▶ _Data supplied_
--- Begin ---
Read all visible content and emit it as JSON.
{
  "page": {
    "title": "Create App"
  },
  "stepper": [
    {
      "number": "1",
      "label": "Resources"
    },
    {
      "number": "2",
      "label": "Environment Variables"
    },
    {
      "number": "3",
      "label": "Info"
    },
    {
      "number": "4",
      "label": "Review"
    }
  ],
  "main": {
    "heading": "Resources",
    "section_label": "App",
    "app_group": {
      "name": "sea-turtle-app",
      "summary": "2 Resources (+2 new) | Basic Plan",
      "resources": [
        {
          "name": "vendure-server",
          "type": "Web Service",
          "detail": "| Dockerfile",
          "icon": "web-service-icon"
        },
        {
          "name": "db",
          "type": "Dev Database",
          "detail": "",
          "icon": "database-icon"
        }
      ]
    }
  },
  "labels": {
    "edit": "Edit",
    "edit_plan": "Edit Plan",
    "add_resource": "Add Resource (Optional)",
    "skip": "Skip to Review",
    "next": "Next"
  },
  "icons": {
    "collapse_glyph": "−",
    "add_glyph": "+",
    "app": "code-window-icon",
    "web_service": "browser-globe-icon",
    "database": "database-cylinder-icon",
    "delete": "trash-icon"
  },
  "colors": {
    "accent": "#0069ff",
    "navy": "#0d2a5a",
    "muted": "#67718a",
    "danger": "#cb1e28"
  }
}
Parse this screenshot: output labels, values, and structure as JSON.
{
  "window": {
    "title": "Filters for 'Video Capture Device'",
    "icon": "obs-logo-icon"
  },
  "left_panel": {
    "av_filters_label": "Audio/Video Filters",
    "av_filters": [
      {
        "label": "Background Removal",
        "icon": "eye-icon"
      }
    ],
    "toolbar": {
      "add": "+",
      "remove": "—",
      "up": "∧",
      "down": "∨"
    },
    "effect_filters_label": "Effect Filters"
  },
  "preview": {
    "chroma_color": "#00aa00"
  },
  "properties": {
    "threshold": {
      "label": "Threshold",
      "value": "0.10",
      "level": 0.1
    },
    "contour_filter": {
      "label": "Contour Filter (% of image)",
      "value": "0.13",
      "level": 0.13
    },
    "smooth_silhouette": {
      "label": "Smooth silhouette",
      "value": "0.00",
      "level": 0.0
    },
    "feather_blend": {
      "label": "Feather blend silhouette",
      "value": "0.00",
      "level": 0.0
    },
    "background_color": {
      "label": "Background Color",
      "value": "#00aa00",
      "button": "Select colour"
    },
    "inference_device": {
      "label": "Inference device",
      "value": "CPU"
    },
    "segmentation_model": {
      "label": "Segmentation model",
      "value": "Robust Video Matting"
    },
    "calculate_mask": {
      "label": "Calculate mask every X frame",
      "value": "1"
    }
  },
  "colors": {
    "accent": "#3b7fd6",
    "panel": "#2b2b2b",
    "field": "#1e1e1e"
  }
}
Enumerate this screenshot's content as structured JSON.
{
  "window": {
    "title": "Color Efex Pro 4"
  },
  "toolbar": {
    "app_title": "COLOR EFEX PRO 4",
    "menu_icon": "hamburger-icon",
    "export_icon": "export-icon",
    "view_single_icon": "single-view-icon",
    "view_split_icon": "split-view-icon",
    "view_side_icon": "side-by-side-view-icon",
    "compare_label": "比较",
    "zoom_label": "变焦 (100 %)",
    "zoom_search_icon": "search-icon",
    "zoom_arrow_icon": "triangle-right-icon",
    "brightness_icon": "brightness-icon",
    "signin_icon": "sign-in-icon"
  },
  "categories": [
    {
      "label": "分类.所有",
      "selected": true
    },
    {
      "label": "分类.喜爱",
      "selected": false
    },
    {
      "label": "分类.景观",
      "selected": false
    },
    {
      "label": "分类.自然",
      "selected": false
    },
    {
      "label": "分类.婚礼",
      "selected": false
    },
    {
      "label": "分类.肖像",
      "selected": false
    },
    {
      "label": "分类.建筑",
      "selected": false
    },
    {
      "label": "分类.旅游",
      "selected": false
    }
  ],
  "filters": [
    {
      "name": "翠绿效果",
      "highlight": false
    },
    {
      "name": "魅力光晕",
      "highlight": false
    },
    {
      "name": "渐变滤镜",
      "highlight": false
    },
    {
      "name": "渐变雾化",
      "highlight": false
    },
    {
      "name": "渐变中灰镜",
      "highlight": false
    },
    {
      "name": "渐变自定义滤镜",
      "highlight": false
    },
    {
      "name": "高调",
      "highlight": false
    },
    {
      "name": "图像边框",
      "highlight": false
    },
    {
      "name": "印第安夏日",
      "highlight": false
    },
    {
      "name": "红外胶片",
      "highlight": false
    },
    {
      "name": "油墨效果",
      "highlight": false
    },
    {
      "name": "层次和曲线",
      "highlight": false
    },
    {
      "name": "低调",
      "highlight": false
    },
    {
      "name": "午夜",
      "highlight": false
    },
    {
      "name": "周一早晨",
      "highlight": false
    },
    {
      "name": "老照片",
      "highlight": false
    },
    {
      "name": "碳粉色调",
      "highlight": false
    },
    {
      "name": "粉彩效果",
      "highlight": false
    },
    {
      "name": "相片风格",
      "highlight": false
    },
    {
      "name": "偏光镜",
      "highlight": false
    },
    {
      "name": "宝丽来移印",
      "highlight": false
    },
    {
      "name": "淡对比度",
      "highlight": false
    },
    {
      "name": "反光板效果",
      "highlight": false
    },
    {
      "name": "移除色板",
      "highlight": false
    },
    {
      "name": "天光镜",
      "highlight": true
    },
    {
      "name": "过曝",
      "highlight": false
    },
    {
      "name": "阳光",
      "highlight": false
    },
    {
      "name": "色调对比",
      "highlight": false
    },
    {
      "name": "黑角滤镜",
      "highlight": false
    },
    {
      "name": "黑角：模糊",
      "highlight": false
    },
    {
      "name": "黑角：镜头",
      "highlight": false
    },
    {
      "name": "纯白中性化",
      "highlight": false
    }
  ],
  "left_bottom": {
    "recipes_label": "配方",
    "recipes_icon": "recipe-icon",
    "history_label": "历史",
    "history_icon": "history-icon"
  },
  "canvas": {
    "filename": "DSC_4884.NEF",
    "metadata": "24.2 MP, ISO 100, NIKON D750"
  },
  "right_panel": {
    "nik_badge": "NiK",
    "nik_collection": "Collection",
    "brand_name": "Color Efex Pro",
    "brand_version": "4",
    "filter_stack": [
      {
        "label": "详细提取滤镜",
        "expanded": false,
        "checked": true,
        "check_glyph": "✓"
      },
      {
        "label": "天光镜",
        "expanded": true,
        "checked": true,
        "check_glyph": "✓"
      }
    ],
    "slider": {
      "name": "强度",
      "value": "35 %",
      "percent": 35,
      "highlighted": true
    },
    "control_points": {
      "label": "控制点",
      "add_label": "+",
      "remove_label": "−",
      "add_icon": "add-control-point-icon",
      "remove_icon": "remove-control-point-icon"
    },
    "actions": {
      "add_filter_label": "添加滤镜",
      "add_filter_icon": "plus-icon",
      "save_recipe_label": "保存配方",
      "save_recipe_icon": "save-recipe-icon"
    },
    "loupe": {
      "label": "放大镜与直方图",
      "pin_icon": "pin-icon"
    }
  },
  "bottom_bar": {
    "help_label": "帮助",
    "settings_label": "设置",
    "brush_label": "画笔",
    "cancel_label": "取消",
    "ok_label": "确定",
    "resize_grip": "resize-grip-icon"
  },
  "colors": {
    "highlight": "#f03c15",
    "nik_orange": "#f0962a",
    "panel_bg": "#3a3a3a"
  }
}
--- End ---
▶ _What the task asks_
Copy every line in the entries above that has the string "JSON" in it.

▶ _Solution for this exercise_
Read all visible content and emit it as JSON.
Parse this screenshot: output labels, values, and structure as JSON.
Enumerate this screenshot's content as structured JSON.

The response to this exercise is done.